#### To be done
Copy each record exactly as it reads, leaving out any pictures it holds.

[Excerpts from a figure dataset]
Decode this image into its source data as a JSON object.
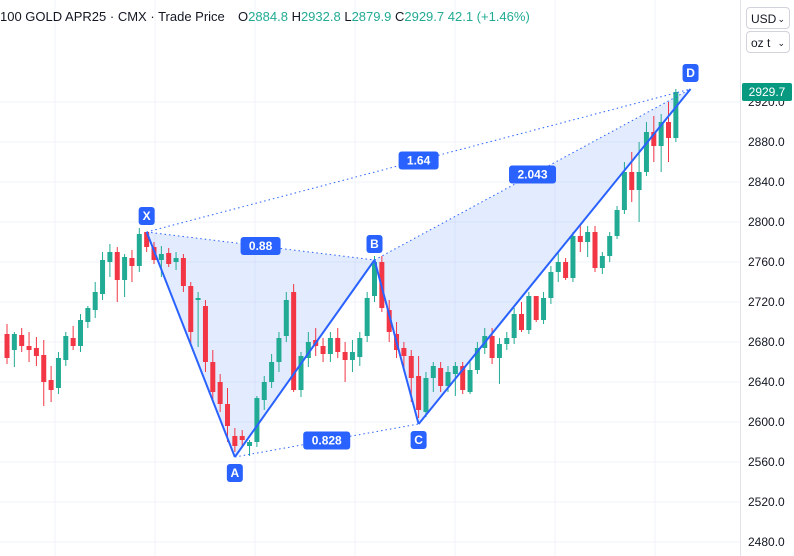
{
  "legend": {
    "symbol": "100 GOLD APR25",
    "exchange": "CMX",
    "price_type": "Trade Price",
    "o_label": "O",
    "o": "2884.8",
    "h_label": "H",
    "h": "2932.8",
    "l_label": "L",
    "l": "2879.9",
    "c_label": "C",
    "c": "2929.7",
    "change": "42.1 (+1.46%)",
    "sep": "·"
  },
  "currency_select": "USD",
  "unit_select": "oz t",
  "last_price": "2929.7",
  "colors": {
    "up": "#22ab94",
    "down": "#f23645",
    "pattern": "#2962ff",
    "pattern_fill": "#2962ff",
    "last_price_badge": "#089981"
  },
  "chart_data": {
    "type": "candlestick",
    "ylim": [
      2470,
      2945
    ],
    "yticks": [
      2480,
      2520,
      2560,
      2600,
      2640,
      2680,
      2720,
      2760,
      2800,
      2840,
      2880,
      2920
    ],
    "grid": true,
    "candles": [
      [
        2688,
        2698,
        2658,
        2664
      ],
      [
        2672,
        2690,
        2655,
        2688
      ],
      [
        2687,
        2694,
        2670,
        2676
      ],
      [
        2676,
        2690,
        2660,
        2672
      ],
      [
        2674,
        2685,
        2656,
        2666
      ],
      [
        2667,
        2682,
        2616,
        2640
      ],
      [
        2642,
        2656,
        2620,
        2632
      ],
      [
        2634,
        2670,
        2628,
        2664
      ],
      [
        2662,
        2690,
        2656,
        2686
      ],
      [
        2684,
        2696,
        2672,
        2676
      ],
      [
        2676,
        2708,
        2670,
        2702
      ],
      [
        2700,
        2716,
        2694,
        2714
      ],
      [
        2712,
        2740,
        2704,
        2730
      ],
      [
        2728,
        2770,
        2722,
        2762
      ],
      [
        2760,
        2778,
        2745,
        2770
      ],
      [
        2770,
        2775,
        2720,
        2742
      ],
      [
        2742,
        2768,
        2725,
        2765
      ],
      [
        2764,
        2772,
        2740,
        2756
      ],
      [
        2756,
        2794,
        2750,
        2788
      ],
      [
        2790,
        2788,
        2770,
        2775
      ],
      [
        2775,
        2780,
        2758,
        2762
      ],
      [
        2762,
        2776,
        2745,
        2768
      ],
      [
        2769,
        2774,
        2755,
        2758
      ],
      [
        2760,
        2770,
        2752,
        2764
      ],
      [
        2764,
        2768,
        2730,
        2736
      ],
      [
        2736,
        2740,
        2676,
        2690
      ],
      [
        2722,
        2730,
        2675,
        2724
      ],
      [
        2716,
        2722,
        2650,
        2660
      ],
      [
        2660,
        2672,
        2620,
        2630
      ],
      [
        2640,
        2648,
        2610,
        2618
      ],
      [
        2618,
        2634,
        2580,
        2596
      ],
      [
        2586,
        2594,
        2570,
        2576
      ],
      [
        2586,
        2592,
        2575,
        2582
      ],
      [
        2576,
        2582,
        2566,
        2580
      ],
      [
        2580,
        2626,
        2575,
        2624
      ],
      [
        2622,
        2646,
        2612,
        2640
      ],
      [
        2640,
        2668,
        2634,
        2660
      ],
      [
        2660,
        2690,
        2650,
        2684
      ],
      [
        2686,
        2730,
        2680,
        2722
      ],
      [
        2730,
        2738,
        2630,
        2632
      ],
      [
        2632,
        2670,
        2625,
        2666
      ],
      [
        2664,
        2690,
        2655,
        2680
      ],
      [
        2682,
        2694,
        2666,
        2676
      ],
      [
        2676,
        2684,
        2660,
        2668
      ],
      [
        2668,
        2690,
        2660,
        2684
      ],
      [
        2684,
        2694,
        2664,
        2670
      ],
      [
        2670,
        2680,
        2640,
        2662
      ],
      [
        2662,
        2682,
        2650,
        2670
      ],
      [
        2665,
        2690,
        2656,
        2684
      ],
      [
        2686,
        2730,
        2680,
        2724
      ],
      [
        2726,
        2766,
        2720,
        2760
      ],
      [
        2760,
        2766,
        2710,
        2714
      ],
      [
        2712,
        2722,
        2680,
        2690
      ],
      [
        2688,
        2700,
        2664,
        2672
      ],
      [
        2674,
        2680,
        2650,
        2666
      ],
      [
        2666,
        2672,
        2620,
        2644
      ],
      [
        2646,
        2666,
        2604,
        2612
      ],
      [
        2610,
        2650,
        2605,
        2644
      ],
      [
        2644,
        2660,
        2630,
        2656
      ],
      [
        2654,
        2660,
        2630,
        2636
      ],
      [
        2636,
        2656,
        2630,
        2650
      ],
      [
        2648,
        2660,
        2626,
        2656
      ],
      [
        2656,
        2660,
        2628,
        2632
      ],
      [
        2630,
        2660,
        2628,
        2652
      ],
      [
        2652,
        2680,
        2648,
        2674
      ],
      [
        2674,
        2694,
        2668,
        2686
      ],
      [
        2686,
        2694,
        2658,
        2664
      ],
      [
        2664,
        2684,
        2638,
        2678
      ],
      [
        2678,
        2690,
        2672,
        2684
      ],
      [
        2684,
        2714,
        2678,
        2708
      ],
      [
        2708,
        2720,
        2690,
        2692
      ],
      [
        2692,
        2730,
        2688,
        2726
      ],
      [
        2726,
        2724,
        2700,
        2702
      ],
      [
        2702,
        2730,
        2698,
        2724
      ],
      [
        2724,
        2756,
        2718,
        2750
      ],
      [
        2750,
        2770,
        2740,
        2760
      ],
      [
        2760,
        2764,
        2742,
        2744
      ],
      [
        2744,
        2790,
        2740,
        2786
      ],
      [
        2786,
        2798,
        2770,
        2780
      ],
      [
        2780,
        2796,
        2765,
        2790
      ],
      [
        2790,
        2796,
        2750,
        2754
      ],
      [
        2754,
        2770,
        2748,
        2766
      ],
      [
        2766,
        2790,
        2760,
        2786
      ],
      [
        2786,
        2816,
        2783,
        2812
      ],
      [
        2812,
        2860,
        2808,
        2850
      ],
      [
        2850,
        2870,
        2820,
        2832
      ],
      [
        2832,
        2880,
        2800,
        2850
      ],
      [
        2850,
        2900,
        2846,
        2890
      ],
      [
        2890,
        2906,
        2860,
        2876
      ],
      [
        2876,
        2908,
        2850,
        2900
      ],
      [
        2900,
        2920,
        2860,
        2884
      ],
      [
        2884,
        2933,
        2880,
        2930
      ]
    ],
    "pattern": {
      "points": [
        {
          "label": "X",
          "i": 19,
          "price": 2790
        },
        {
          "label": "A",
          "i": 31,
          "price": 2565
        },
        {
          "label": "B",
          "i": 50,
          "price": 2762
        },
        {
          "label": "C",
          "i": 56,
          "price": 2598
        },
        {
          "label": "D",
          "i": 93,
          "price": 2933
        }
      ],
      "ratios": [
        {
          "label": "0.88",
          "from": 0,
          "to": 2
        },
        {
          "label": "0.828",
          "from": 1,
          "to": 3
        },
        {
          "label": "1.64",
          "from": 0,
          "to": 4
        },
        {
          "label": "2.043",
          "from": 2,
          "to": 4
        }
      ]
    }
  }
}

#### Exercise output
Decode this image into its source data as a JSON object.
{
  "legend": {
    "symbol": "100 GOLD APR25",
    "exchange": "CMX",
    "price_type": "Trade Price",
    "o_label": "O",
    "o": "2884.8",
    "h_label": "H",
    "h": "2932.8",
    "l_label": "L",
    "l": "2879.9",
    "c_label": "C",
    "c": "2929.7",
    "change": "42.1 (+1.46%)",
    "sep": "·"
  },
  "currency_select": "USD",
  "unit_select": "oz t",
  "last_price": "2929.7",
  "colors": {
    "up": "#22ab94",
    "down": "#f23645",
    "pattern": "#2962ff",
    "pattern_fill": "#2962ff",
    "last_price_badge": "#089981"
  },
  "chart_data": {
    "type": "candlestick",
    "ylim": [
      2470,
      2945
    ],
    "yticks": [
      2480,
      2520,
      2560,
      2600,
      2640,
      2680,
      2720,
      2760,
      2800,
      2840,
      2880,
      2920
    ],
    "grid": true,
    "candles": [
      [
        2688,
        2698,
        2658,
        2664
      ],
      [
        2672,
        2690,
        2655,
        2688
      ],
      [
        2687,
        2694,
        2670,
        2676
      ],
      [
        2676,
        2690,
        2660,
        2672
      ],
      [
        2674,
        2685,
        2656,
        2666
      ],
      [
        2667,
        2682,
        2616,
        2640
      ],
      [
        2642,
        2656,
        2620,
        2632
      ],
      [
        2634,
        2670,
        2628,
        2664
      ],
      [
        2662,
        2690,
        2656,
        2686
      ],
      [
        2684,
        2696,
        2672,
        2676
      ],
      [
        2676,
        2708,
        2670,
        2702
      ],
      [
        2700,
        2716,
        2694,
        2714
      ],
      [
        2712,
        2740,
        2704,
        2730
      ],
      [
        2728,
        2770,
        2722,
        2762
      ],
      [
        2760,
        2778,
        2745,
        2770
      ],
      [
        2770,
        2775,
        2720,
        2742
      ],
      [
        2742,
        2768,
        2725,
        2765
      ],
      [
        2764,
        2772,
        2740,
        2756
      ],
      [
        2756,
        2794,
        2750,
        2788
      ],
      [
        2790,
        2788,
        2770,
        2775
      ],
      [
        2775,
        2780,
        2758,
        2762
      ],
      [
        2762,
        2776,
        2745,
        2768
      ],
      [
        2769,
        2774,
        2755,
        2758
      ],
      [
        2760,
        2770,
        2752,
        2764
      ],
      [
        2764,
        2768,
        2730,
        2736
      ],
      [
        2736,
        2740,
        2676,
        2690
      ],
      [
        2722,
        2730,
        2675,
        2724
      ],
      [
        2716,
        2722,
        2650,
        2660
      ],
      [
        2660,
        2672,
        2620,
        2630
      ],
      [
        2640,
        2648,
        2610,
        2618
      ],
      [
        2618,
        2634,
        2580,
        2596
      ],
      [
        2586,
        2594,
        2570,
        2576
      ],
      [
        2586,
        2592,
        2575,
        2582
      ],
      [
        2576,
        2582,
        2566,
        2580
      ],
      [
        2580,
        2626,
        2575,
        2624
      ],
      [
        2622,
        2646,
        2612,
        2640
      ],
      [
        2640,
        2668,
        2634,
        2660
      ],
      [
        2660,
        2690,
        2650,
        2684
      ],
      [
        2686,
        2730,
        2680,
        2722
      ],
      [
        2730,
        2738,
        2630,
        2632
      ],
      [
        2632,
        2670,
        2625,
        2666
      ],
      [
        2664,
        2690,
        2655,
        2680
      ],
      [
        2682,
        2694,
        2666,
        2676
      ],
      [
        2676,
        2684,
        2660,
        2668
      ],
      [
        2668,
        2690,
        2660,
        2684
      ],
      [
        2684,
        2694,
        2664,
        2670
      ],
      [
        2670,
        2680,
        2640,
        2662
      ],
      [
        2662,
        2682,
        2650,
        2670
      ],
      [
        2665,
        2690,
        2656,
        2684
      ],
      [
        2686,
        2730,
        2680,
        2724
      ],
      [
        2726,
        2766,
        2720,
        2760
      ],
      [
        2760,
        2766,
        2710,
        2714
      ],
      [
        2712,
        2722,
        2680,
        2690
      ],
      [
        2688,
        2700,
        2664,
        2672
      ],
      [
        2674,
        2680,
        2650,
        2666
      ],
      [
        2666,
        2672,
        2620,
        2644
      ],
      [
        2646,
        2666,
        2604,
        2612
      ],
      [
        2610,
        2650,
        2605,
        2644
      ],
      [
        2644,
        2660,
        2630,
        2656
      ],
      [
        2654,
        2660,
        2630,
        2636
      ],
      [
        2636,
        2656,
        2630,
        2650
      ],
      [
        2648,
        2660,
        2626,
        2656
      ],
      [
        2656,
        2660,
        2628,
        2632
      ],
      [
        2630,
        2660,
        2628,
        2652
      ],
      [
        2652,
        2680,
        2648,
        2674
      ],
      [
        2674,
        2694,
        2668,
        2686
      ],
      [
        2686,
        2694,
        2658,
        2664
      ],
      [
        2664,
        2684,
        2638,
        2678
      ],
      [
        2678,
        2690,
        2672,
        2684
      ],
      [
        2684,
        2714,
        2678,
        2708
      ],
      [
        2708,
        2720,
        2690,
        2692
      ],
      [
        2692,
        2730,
        2688,
        2726
      ],
      [
        2726,
        2724,
        2700,
        2702
      ],
      [
        2702,
        2730,
        2698,
        2724
      ],
      [
        2724,
        2756,
        2718,
        2750
      ],
      [
        2750,
        2770,
        2740,
        2760
      ],
      [
        2760,
        2764,
        2742,
        2744
      ],
      [
        2744,
        2790,
        2740,
        2786
      ],
      [
        2786,
        2798,
        2770,
        2780
      ],
      [
        2780,
        2796,
        2765,
        2790
      ],
      [
        2790,
        2796,
        2750,
        2754
      ],
      [
        2754,
        2770,
        2748,
        2766
      ],
      [
        2766,
        2790,
        2760,
        2786
      ],
      [
        2786,
        2816,
        2783,
        2812
      ],
      [
        2812,
        2860,
        2808,
        2850
      ],
      [
        2850,
        2870,
        2820,
        2832
      ],
      [
        2832,
        2880,
        2800,
        2850
      ],
      [
        2850,
        2900,
        2846,
        2890
      ],
      [
        2890,
        2906,
        2860,
        2876
      ],
      [
        2876,
        2908,
        2850,
        2900
      ],
      [
        2900,
        2920,
        2860,
        2884
      ],
      [
        2884,
        2933,
        2880,
        2930
      ]
    ],
    "pattern": {
      "points": [
        {
          "label": "X",
          "i": 19,
          "price": 2790
        },
        {
          "label": "A",
          "i": 31,
          "price": 2565
        },
        {
          "label": "B",
          "i": 50,
          "price": 2762
        },
        {
          "label": "C",
          "i": 56,
          "price": 2598
        },
        {
          "label": "D",
          "i": 93,
          "price": 2933
        }
      ],
      "ratios": [
        {
          "label": "0.88",
          "from": 0,
          "to": 2
        },
        {
          "label": "0.828",
          "from": 1,
          "to": 3
        },
        {
          "label": "1.64",
          "from": 0,
          "to": 4
        },
        {
          "label": "2.043",
          "from": 2,
          "to": 4
        }
      ]
    }
  }
}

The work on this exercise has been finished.